Each entry below must be repeated exactly, with pictures left out.
"""
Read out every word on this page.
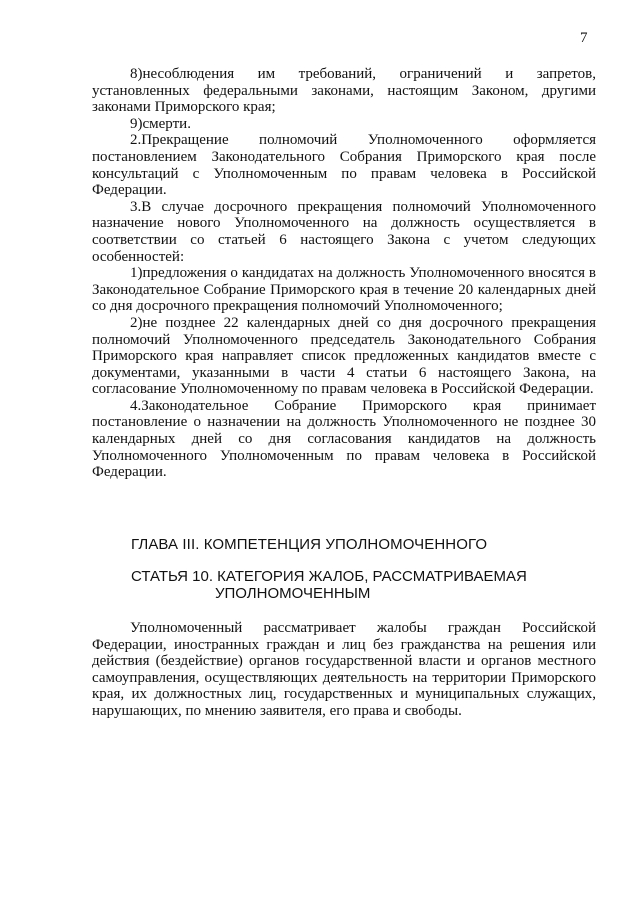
7

8)несоблюдения им требований, ограничений и запретов, установленных федеральными законами, настоящим Законом, другими законами Приморского края;

9)смерти.

2.Прекращение полномочий Уполномоченного оформляется постановлением Законодательного Собрания Приморского края после консультаций с Уполномоченным по правам человека в Российской Федерации.

3.В случае досрочного прекращения полномочий Уполномоченного назначение нового Уполномоченного на должность осуществляется в соответствии со статьей 6 настоящего Закона с учетом следующих особенностей:

1)предложения о кандидатах на должность Уполномоченного вносятся в Законодательное Собрание Приморского края в течение 20 календарных дней со дня досрочного прекращения полномочий Уполномоченного;

2)не позднее 22 календарных дней со дня досрочного прекращения полномочий Уполномоченного председатель Законодательного Собрания Приморского края направляет список предложенных кандидатов вместе с документами, указанными в части 4 статьи 6 настоящего Закона, на согласование Уполномоченному по правам человека в Российской Федерации.

4.Законодательное Собрание Приморского края принимает постановление о назначении на должность Уполномоченного не позднее 30 календарных дней со дня согласования кандидатов на должность Уполномоченного Уполномоченным по правам человека в Российской Федерации.

ГЛАВА III. КОМПЕТЕНЦИЯ УПОЛНОМОЧЕННОГО
СТАТЬЯ 10. КАТЕГОРИЯ ЖАЛОБ, РАССМАТРИВАЕМАЯ
УПОЛНОМОЧЕННЫМ

Уполномоченный рассматривает жалобы граждан Российской Федерации, иностранных граждан и лиц без гражданства на решения или действия (бездействие) органов государственной власти и органов местного самоуправления, осуществляющих деятельность на территории Приморского края, их должностных лиц, государственных и муниципальных служащих, нарушающих, по мнению заявителя, его права и свободы.
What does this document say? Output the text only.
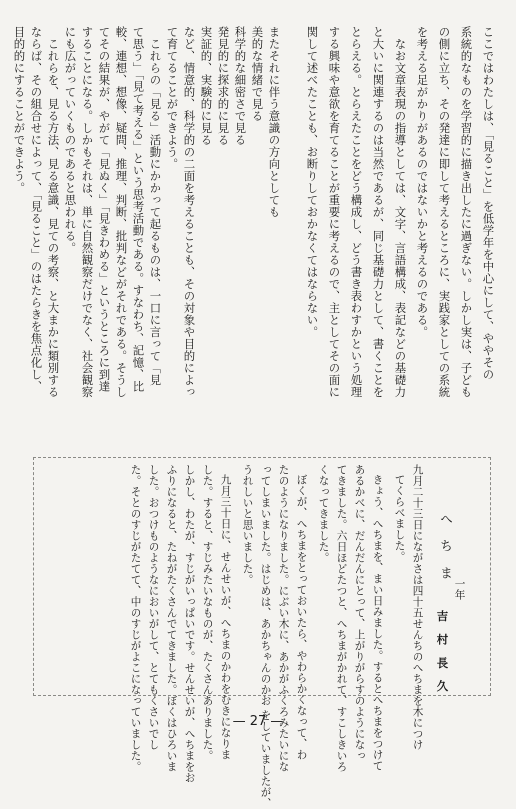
ここではわたしは、「見ること」を低学年を中心にして、ややその
系統的なものを学習的に描き出したに過ぎない。しかし実は、子ども
の側に立ち、その発達に即して考えるところに、実践家としての系統
を考える足がかりがあるのではないかと考えるのである。
なお文章表現の指導としては、文字、言語構成、表記などの基礎力
と大いに関連するのは当然であるが、同じ基礎力として、書くことを
とらえる。とらえたことをどう構成し、どう書き表わすかという処理
する興味や意欲を育てることが重要に考えるので、主としてその面に
関して述べたことも、お断りしておかなくてはならない。
またそれに伴う意識の方向としても
美的な情緒で見る
科学的な細密さで見る
発見的に探求的に見る
実証的、実験的に見る
など、情意的、科学的の二面を考えることも、その対象や目的によっ
て育てることができよう。
これらの「見る」活動にかかって起るものは、一口に言って「見
て思う」「見て考える」という思考活動である。すなわち、記憶、比
較、連想、想像、疑問、推理、判断、批判などがそれである。そうし
てその結果が、やがて「見ぬく」「見きわめる」というところに到達
することになる。しかもそれは、単に自然観察だけでなく、社会観察
にも広がっていくものであると思われる。
これらを、見る方法、見る意識、見ての考察、と大まかに類別する
ならば、その組合せによって、「見ること」のはたらきを焦点化し、
目的的にすることができよう。
へちま 一年
吉 村 長 久
九月二十三日にながさは四十五せんちのへちまを木につけ
てくらべました。
きょう、へちまを、まい日みました。するとへちまをつけて
あるかべに、だんだんにとって、上がりがらすのようになっ
てきました。六日ほどたつと、へちまがかれて、すこしきいろ
くなってきました。
ぼくが、へちまをとっておいたら、やわらかくなって、わ
たのようになりました。にぶい木に、あかがふくろみたいにな
ってしまいました。はじめは、あかちゃんのかお をしていましたが、
うれしいと思いました。
九月三十日に、せんせいが、へちまのかわをむきになりま
した。すると、すじみたいなものが、たくさんありました。
しかし、わたが、すじがいっぱいです。せんせいが、へちまをお
ふりになると、たねがたくさんでてきました。ぼくはひろいま
した。おつけものようなにおいがして、とてもくさいでし
た。そとのすじがたてて、中のすじがよこになっていました。	— 27 —
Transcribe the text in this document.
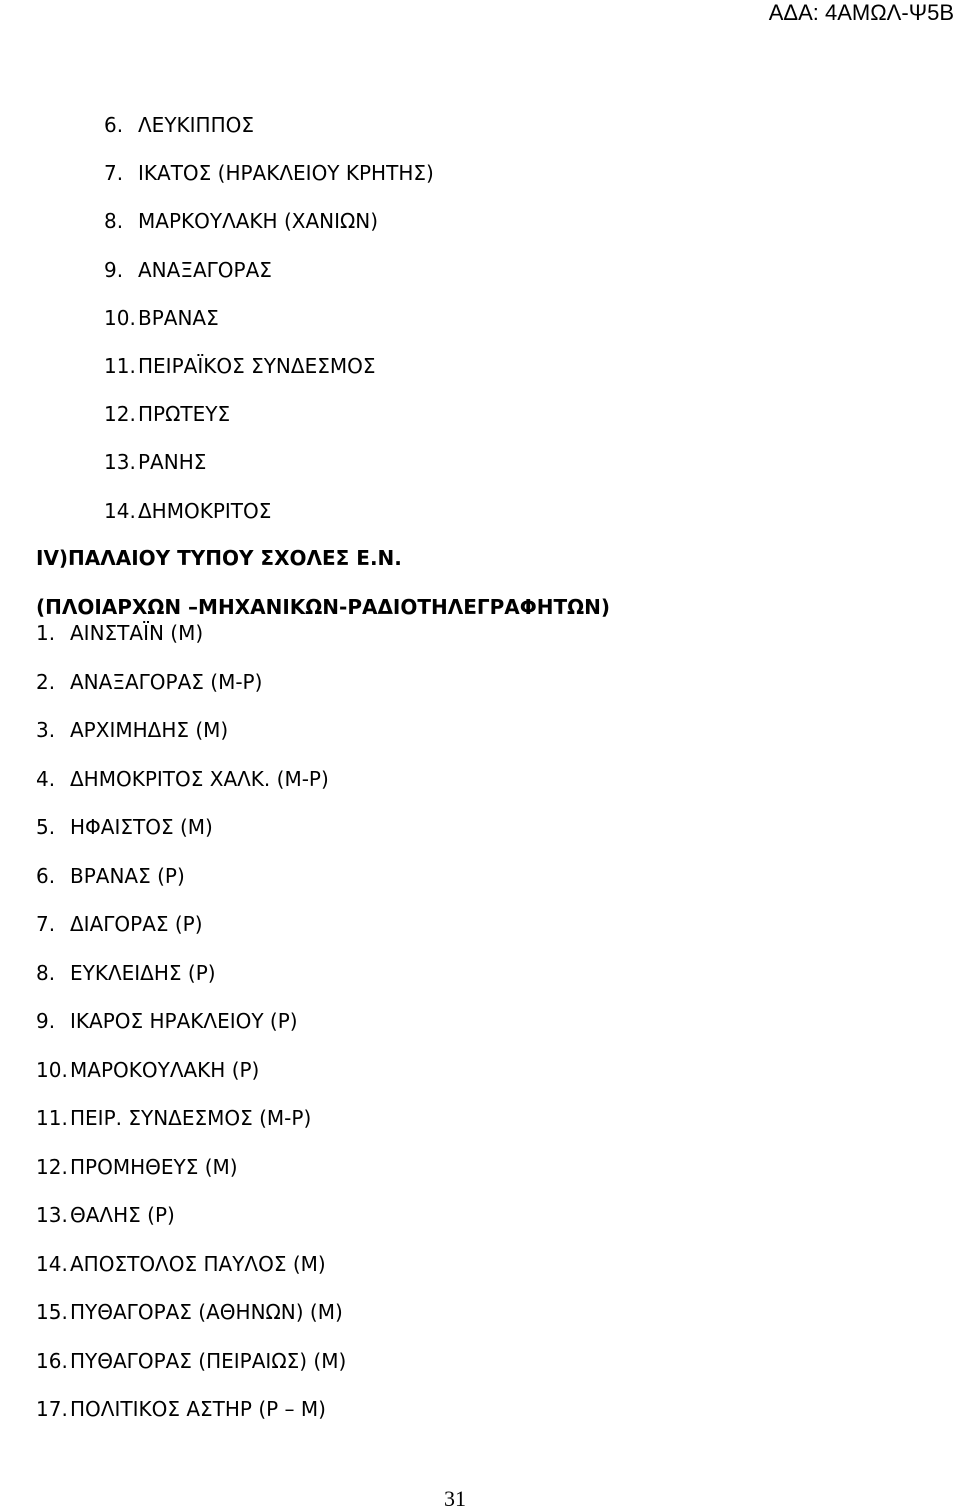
ΑΔΑ: 4ΑΜΩΛ-Ψ5Β
6. ΛΕΥΚΙΠΠΟΣ
7. ΙΚΑΤΟΣ (ΗΡΑΚΛΕΙΟΥ ΚΡΗΤΗΣ)
8. ΜΑΡΚΟΥΛΑΚΗ (ΧΑΝΙΩΝ)
9. ΑΝΑΞΑΓΟΡΑΣ
10. ΒΡΑΝΑΣ
11. ΠΕΙΡΑΪΚΟΣ ΣΥΝΔΕΣΜΟΣ
12. ΠΡΩΤΕΥΣ
13. ΡΑΝΗΣ
14. ΔΗΜΟΚΡΙΤΟΣ
IV)ΠΑΛΑΙΟΥ ΤΥΠΟΥ ΣΧΟΛΕΣ Ε.Ν.
(ΠΛΟΙΑΡΧΩΝ –ΜΗΧΑΝΙΚΩΝ-ΡΑΔΙΟΤΗΛΕΓΡΑΦΗΤΩΝ)
1. ΑΙΝΣΤΑΪΝ (Μ)
2. ΑΝΑΞΑΓΟΡΑΣ (Μ-Ρ)
3. ΑΡΧΙΜΗΔΗΣ (Μ)
4. ΔΗΜΟΚΡΙΤΟΣ ΧΑΛΚ. (Μ-Ρ)
5. ΗΦΑΙΣΤΟΣ (Μ)
6. ΒΡΑΝΑΣ (Ρ)
7. ΔΙΑΓΟΡΑΣ (Ρ)
8. ΕΥΚΛΕΙΔΗΣ (Ρ)
9. ΙΚΑΡΟΣ ΗΡΑΚΛΕΙΟΥ (Ρ)
10. ΜΑΡΟΚΟΥΛΑΚΗ (Ρ)
11. ΠΕΙΡ. ΣΥΝΔΕΣΜΟΣ (Μ-Ρ)
12. ΠΡΟΜΗΘΕΥΣ (Μ)
13. ΘΑΛΗΣ (Ρ)
14. ΑΠΟΣΤΟΛΟΣ ΠΑΥΛΟΣ (Μ)
15. ΠΥΘΑΓΟΡΑΣ (ΑΘΗΝΩΝ) (Μ)
16. ΠΥΘΑΓΟΡΑΣ (ΠΕΙΡΑΙΩΣ) (Μ)
17. ΠΟΛΙΤΙΚΟΣ ΑΣΤΗΡ (Ρ – Μ)
31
"""
Response to this task
Read out every word on this page.
7

8)несоблюдения им требований, ограничений и запретов, установленных федеральными законами, настоящим Законом, другими законами Приморского края;

9)смерти.

2.Прекращение полномочий Уполномоченного оформляется постановлением Законодательного Собрания Приморского края после консультаций с Уполномоченным по правам человека в Российской Федерации.

3.В случае досрочного прекращения полномочий Уполномоченного назначение нового Уполномоченного на должность осуществляется в соответствии со статьей 6 настоящего Закона с учетом следующих особенностей:

1)предложения о кандидатах на должность Уполномоченного вносятся в Законодательное Собрание Приморского края в течение 20 календарных дней со дня досрочного прекращения полномочий Уполномоченного;

2)не позднее 22 календарных дней со дня досрочного прекращения полномочий Уполномоченного председатель Законодательного Собрания Приморского края направляет список предложенных кандидатов вместе с документами, указанными в части 4 статьи 6 настоящего Закона, на согласование Уполномоченному по правам человека в Российской Федерации.

4.Законодательное Собрание Приморского края принимает постановление о назначении на должность Уполномоченного не позднее 30 календарных дней со дня согласования кандидатов на должность Уполномоченного Уполномоченным по правам человека в Российской Федерации.

ГЛАВА III. КОМПЕТЕНЦИЯ УПОЛНОМОЧЕННОГО
СТАТЬЯ 10. КАТЕГОРИЯ ЖАЛОБ, РАССМАТРИВАЕМАЯ
УПОЛНОМОЧЕННЫМ

Уполномоченный рассматривает жалобы граждан Российской Федерации, иностранных граждан и лиц без гражданства на решения или действия (бездействие) органов государственной власти и органов местного самоуправления, осуществляющих деятельность на территории Приморского края, их должностных лиц, государственных и муниципальных служащих, нарушающих, по мнению заявителя, его права и свободы.
What does this document say? Output the text only.
ここではわたしは、「見ること」を低学年を中心にして、ややその
系統的なものを学習的に描き出したに過ぎない。しかし実は、子ども
の側に立ち、その発達に即して考えるところに、実践家としての系統
を考える足がかりがあるのではないかと考えるのである。
なお文章表現の指導としては、文字、言語構成、表記などの基礎力
と大いに関連するのは当然であるが、同じ基礎力として、書くことを
とらえる。とらえたことをどう構成し、どう書き表わすかという処理
する興味や意欲を育てることが重要に考えるので、主としてその面に
関して述べたことも、お断りしておかなくてはならない。
またそれに伴う意識の方向としても
美的な情緒で見る
科学的な細密さで見る
発見的に探求的に見る
実証的、実験的に見る
など、情意的、科学的の二面を考えることも、その対象や目的によっ
て育てることができよう。
これらの「見る」活動にかかって起るものは、一口に言って「見
て思う」「見て考える」という思考活動である。すなわち、記憶、比
較、連想、想像、疑問、推理、判断、批判などがそれである。そうし
てその結果が、やがて「見ぬく」「見きわめる」というところに到達
することになる。しかもそれは、単に自然観察だけでなく、社会観察
にも広がっていくものであると思われる。
これらを、見る方法、見る意識、見ての考察、と大まかに類別する
ならば、その組合せによって、「見ること」のはたらきを焦点化し、
目的的にすることができよう。
へちま 一年
吉 村 長 久
九月二十三日にながさは四十五せんちのへちまを木につけ
てくらべました。
きょう、へちまを、まい日みました。するとへちまをつけて
あるかべに、だんだんにとって、上がりがらすのようになっ
てきました。六日ほどたつと、へちまがかれて、すこしきいろ
くなってきました。
ぼくが、へちまをとっておいたら、やわらかくなって、わ
たのようになりました。にぶい木に、あかがふくろみたいにな
ってしまいました。はじめは、あかちゃんのかお をしていましたが、
うれしいと思いました。
九月三十日に、せんせいが、へちまのかわをむきになりま
した。すると、すじみたいなものが、たくさんありました。
しかし、わたが、すじがいっぱいです。せんせいが、へちまをお
ふりになると、たねがたくさんでてきました。ぼくはひろいま
した。おつけものようなにおいがして、とてもくさいでし
た。そとのすじがたてて、中のすじがよこになっていました。	— 27 —
Transcribe the text in this document.
ΑΔΑ: 4ΑΜΩΛ-Ψ5Β
6. ΛΕΥΚΙΠΠΟΣ
7. ΙΚΑΤΟΣ (ΗΡΑΚΛΕΙΟΥ ΚΡΗΤΗΣ)
8. ΜΑΡΚΟΥΛΑΚΗ (ΧΑΝΙΩΝ)
9. ΑΝΑΞΑΓΟΡΑΣ
10. ΒΡΑΝΑΣ
11. ΠΕΙΡΑΪΚΟΣ ΣΥΝΔΕΣΜΟΣ
12. ΠΡΩΤΕΥΣ
13. ΡΑΝΗΣ
14. ΔΗΜΟΚΡΙΤΟΣ
IV)ΠΑΛΑΙΟΥ ΤΥΠΟΥ ΣΧΟΛΕΣ Ε.Ν.
(ΠΛΟΙΑΡΧΩΝ –ΜΗΧΑΝΙΚΩΝ-ΡΑΔΙΟΤΗΛΕΓΡΑΦΗΤΩΝ)
1. ΑΙΝΣΤΑΪΝ (Μ)
2. ΑΝΑΞΑΓΟΡΑΣ (Μ-Ρ)
3. ΑΡΧΙΜΗΔΗΣ (Μ)
4. ΔΗΜΟΚΡΙΤΟΣ ΧΑΛΚ. (Μ-Ρ)
5. ΗΦΑΙΣΤΟΣ (Μ)
6. ΒΡΑΝΑΣ (Ρ)
7. ΔΙΑΓΟΡΑΣ (Ρ)
8. ΕΥΚΛΕΙΔΗΣ (Ρ)
9. ΙΚΑΡΟΣ ΗΡΑΚΛΕΙΟΥ (Ρ)
10. ΜΑΡΟΚΟΥΛΑΚΗ (Ρ)
11. ΠΕΙΡ. ΣΥΝΔΕΣΜΟΣ (Μ-Ρ)
12. ΠΡΟΜΗΘΕΥΣ (Μ)
13. ΘΑΛΗΣ (Ρ)
14. ΑΠΟΣΤΟΛΟΣ ΠΑΥΛΟΣ (Μ)
15. ΠΥΘΑΓΟΡΑΣ (ΑΘΗΝΩΝ) (Μ)
16. ΠΥΘΑΓΟΡΑΣ (ΠΕΙΡΑΙΩΣ) (Μ)
17. ΠΟΛΙΤΙΚΟΣ ΑΣΤΗΡ (Ρ – Μ)
31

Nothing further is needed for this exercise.